# [Your goal]
Reproduce all of the data word for word.

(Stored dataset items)
>>

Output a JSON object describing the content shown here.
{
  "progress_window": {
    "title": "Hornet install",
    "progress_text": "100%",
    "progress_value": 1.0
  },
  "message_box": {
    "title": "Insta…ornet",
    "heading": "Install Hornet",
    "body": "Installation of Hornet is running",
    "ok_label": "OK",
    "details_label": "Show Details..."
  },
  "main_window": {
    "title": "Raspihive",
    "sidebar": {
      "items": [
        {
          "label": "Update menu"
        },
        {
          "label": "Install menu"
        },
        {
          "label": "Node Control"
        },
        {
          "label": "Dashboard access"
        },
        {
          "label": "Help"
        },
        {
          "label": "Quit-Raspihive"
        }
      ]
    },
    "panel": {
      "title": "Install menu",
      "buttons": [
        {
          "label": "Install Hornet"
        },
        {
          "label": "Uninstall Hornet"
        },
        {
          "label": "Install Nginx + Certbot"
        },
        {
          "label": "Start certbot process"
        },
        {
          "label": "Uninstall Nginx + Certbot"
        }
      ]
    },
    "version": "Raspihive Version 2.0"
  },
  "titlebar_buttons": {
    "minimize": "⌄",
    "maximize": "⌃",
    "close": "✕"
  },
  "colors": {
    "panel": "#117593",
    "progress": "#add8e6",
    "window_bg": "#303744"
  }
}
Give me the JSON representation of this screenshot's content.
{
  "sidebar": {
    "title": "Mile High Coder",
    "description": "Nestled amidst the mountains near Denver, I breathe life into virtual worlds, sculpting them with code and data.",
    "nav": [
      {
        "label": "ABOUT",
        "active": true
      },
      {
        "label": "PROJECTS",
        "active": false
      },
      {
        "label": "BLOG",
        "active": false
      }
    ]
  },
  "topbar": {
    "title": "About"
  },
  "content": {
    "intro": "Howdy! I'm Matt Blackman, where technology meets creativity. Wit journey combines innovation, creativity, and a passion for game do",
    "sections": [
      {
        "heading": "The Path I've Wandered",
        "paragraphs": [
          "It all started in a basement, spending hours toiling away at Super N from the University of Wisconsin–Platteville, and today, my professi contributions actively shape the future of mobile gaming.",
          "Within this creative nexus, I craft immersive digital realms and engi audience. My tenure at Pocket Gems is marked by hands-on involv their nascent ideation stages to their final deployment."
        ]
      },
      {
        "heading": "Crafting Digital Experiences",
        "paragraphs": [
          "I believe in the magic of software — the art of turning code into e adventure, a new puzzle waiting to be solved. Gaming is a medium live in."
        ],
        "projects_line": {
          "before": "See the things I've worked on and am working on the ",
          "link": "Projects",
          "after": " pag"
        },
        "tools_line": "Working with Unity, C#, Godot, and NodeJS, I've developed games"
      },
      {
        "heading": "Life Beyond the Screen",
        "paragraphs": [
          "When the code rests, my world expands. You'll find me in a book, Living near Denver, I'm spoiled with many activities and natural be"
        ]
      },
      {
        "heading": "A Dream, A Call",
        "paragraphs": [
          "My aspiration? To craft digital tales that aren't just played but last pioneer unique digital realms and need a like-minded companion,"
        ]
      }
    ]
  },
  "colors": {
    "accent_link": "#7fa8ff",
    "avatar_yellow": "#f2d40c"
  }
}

<<

# [Response]
Output a JSON object describing the content shown here.
{
  "progress_window": {
    "title": "Hornet install",
    "progress_text": "100%",
    "progress_value": 1.0
  },
  "message_box": {
    "title": "Insta…ornet",
    "heading": "Install Hornet",
    "body": "Installation of Hornet is running",
    "ok_label": "OK",
    "details_label": "Show Details..."
  },
  "main_window": {
    "title": "Raspihive",
    "sidebar": {
      "items": [
        {
          "label": "Update menu"
        },
        {
          "label": "Install menu"
        },
        {
          "label": "Node Control"
        },
        {
          "label": "Dashboard access"
        },
        {
          "label": "Help"
        },
        {
          "label": "Quit-Raspihive"
        }
      ]
    },
    "panel": {
      "title": "Install menu",
      "buttons": [
        {
          "label": "Install Hornet"
        },
        {
          "label": "Uninstall Hornet"
        },
        {
          "label": "Install Nginx + Certbot"
        },
        {
          "label": "Start certbot process"
        },
        {
          "label": "Uninstall Nginx + Certbot"
        }
      ]
    },
    "version": "Raspihive Version 2.0"
  },
  "titlebar_buttons": {
    "minimize": "⌄",
    "maximize": "⌃",
    "close": "✕"
  },
  "colors": {
    "panel": "#117593",
    "progress": "#add8e6",
    "window_bg": "#303744"
  }
}
Give me the JSON representation of this screenshot's content.
{
  "sidebar": {
    "title": "Mile High Coder",
    "description": "Nestled amidst the mountains near Denver, I breathe life into virtual worlds, sculpting them with code and data.",
    "nav": [
      {
        "label": "ABOUT",
        "active": true
      },
      {
        "label": "PROJECTS",
        "active": false
      },
      {
        "label": "BLOG",
        "active": false
      }
    ]
  },
  "topbar": {
    "title": "About"
  },
  "content": {
    "intro": "Howdy! I'm Matt Blackman, where technology meets creativity. Wit journey combines innovation, creativity, and a passion for game do",
    "sections": [
      {
        "heading": "The Path I've Wandered",
        "paragraphs": [
          "It all started in a basement, spending hours toiling away at Super N from the University of Wisconsin–Platteville, and today, my professi contributions actively shape the future of mobile gaming.",
          "Within this creative nexus, I craft immersive digital realms and engi audience. My tenure at Pocket Gems is marked by hands-on involv their nascent ideation stages to their final deployment."
        ]
      },
      {
        "heading": "Crafting Digital Experiences",
        "paragraphs": [
          "I believe in the magic of software — the art of turning code into e adventure, a new puzzle waiting to be solved. Gaming is a medium live in."
        ],
        "projects_line": {
          "before": "See the things I've worked on and am working on the ",
          "link": "Projects",
          "after": " pag"
        },
        "tools_line": "Working with Unity, C#, Godot, and NodeJS, I've developed games"
      },
      {
        "heading": "Life Beyond the Screen",
        "paragraphs": [
          "When the code rests, my world expands. You'll find me in a book, Living near Denver, I'm spoiled with many activities and natural be"
        ]
      },
      {
        "heading": "A Dream, A Call",
        "paragraphs": [
          "My aspiration? To craft digital tales that aren't just played but last pioneer unique digital realms and need a like-minded companion,"
        ]
      }
    ]
  },
  "colors": {
    "accent_link": "#7fa8ff",
    "avatar_yellow": "#f2d40c"
  }
}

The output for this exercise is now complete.